[TO BE DONE] Copy out all lines in the data below containing the string "name".
## Begin INPUT
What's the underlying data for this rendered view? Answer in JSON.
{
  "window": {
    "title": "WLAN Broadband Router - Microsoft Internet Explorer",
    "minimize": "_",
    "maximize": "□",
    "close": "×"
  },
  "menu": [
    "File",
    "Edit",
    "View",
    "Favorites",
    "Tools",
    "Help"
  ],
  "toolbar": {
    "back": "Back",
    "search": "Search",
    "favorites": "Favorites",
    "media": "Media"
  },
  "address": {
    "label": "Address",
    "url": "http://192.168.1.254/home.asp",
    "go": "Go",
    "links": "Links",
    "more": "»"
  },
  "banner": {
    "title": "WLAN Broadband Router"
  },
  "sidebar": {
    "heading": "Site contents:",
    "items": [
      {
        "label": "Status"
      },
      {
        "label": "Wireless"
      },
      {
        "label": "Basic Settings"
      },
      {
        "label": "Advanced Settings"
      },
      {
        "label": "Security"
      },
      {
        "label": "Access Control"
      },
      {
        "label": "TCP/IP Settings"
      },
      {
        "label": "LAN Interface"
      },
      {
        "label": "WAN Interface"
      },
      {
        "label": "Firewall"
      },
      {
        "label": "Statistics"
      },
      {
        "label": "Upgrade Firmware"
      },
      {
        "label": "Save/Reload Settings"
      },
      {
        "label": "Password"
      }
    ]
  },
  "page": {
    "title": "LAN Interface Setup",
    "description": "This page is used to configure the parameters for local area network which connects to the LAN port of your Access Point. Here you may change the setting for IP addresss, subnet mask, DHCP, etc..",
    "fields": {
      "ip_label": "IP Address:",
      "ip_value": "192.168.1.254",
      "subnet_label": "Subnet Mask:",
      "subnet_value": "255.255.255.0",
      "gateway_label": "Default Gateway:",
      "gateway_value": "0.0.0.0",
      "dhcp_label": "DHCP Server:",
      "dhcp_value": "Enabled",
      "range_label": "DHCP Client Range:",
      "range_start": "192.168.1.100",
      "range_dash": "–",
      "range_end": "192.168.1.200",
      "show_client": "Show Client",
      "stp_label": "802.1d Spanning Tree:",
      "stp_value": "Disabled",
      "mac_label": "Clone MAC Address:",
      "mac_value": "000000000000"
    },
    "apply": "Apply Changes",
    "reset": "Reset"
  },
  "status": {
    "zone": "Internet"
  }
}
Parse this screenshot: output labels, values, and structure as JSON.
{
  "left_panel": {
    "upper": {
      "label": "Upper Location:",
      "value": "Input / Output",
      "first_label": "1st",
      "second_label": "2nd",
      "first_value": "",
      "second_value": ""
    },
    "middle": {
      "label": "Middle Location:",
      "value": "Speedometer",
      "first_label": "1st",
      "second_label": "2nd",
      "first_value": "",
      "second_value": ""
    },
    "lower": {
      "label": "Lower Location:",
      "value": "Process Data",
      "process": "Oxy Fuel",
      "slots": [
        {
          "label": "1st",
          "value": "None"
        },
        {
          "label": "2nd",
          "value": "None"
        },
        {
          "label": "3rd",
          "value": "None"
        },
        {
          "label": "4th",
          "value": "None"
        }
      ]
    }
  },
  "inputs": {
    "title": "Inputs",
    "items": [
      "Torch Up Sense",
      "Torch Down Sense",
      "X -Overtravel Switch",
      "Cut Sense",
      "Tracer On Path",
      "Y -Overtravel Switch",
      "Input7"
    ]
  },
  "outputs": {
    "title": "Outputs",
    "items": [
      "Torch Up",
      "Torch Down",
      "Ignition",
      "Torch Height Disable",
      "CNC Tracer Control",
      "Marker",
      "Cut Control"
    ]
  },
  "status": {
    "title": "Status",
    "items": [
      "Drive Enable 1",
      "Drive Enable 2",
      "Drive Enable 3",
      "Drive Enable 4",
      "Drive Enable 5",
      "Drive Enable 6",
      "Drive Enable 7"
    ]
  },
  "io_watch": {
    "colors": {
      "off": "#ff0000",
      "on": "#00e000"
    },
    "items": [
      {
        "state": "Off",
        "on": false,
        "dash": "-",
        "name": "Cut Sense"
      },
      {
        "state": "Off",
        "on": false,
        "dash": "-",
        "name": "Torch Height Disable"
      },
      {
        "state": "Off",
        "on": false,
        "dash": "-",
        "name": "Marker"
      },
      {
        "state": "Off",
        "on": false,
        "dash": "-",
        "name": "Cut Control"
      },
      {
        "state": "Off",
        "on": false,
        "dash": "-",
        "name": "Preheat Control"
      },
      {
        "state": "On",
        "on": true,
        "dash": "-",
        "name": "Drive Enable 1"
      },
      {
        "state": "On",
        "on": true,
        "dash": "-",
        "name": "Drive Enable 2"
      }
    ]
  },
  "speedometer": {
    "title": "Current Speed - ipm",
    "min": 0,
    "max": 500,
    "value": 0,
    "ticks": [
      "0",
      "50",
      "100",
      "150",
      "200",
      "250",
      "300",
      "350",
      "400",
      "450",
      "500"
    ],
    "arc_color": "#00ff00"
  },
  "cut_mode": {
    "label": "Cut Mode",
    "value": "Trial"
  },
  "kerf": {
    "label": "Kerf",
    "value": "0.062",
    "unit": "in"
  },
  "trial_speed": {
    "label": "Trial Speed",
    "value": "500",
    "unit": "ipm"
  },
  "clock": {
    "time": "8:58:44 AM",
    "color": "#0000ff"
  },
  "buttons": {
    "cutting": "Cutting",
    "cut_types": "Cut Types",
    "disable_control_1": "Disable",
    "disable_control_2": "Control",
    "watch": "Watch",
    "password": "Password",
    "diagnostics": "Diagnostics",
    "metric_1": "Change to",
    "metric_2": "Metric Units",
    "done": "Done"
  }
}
## End INPUT
[RESPONSE TO THIS TASK]
        "name": "Cut Sense"
        "name": "Torch Height Disable"
        "name": "Marker"
        "name": "Cut Control"
        "name": "Preheat Control"
        "name": "Drive Enable 1"
        "name": "Drive Enable 2"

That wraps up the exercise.